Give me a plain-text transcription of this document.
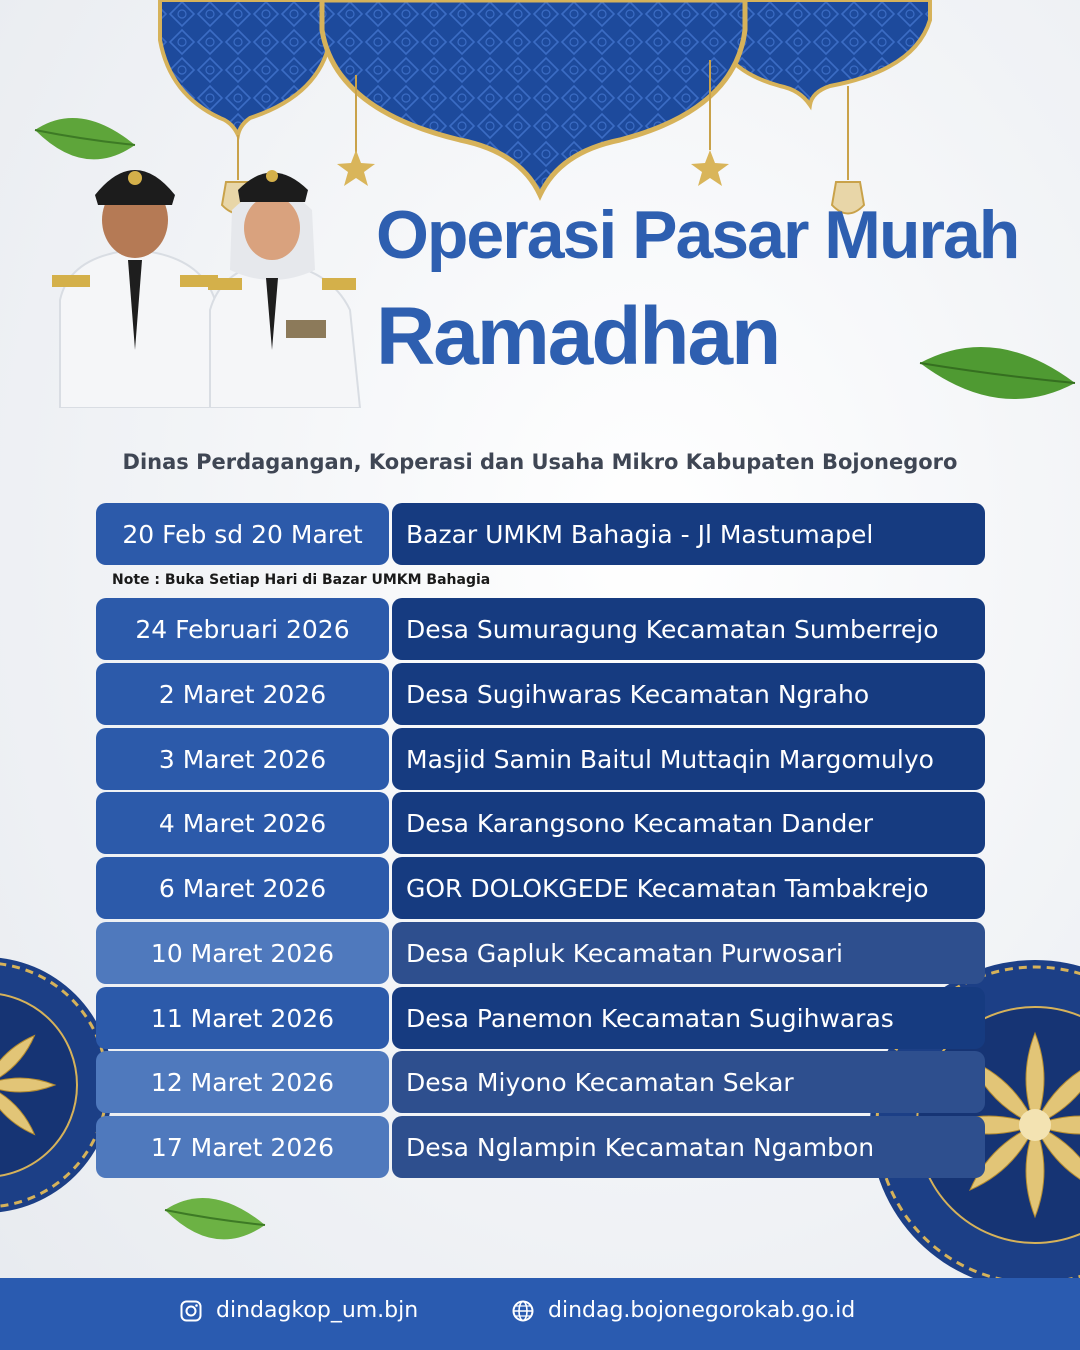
Operasi Pasar Murah
Ramadhan
Dinas Perdagangan, Koperasi dan Usaha Mikro Kabupaten Bojonegoro
20 Feb sd 20 Maret	Bazar UMKM Bahagia - Jl Mastumapel
Note : Buka Setiap Hari di Bazar UMKM Bahagia
24 Februari 2026	Desa Sumuragung Kecamatan Sumberrejo
2 Maret 2026	Desa Sugihwaras Kecamatan Ngraho
3 Maret 2026	Masjid Samin Baitul Muttaqin Margomulyo
4 Maret 2026	Desa Karangsono Kecamatan Dander
6 Maret 2026	GOR DOLOKGEDE Kecamatan Tambakrejo
10 Maret 2026	Desa Gapluk Kecamatan Purwosari
11 Maret 2026	Desa Panemon Kecamatan Sugihwaras
12 Maret 2026	Desa Miyono Kecamatan Sekar
17 Maret 2026	Desa Nglampin Kecamatan Ngambon
dindagkop_um.bjn	dindag.bojonegorokab.go.id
###
GIVEN EXERCISE => Write out every line of the preceding listing that contains "Bahagia".

EXERCISE RESPONSE =>
20 Feb sd 20 Maret	Bazar UMKM Bahagia - Jl Mastumapel
Note : Buka Setiap Hari di Bazar UMKM Bahagia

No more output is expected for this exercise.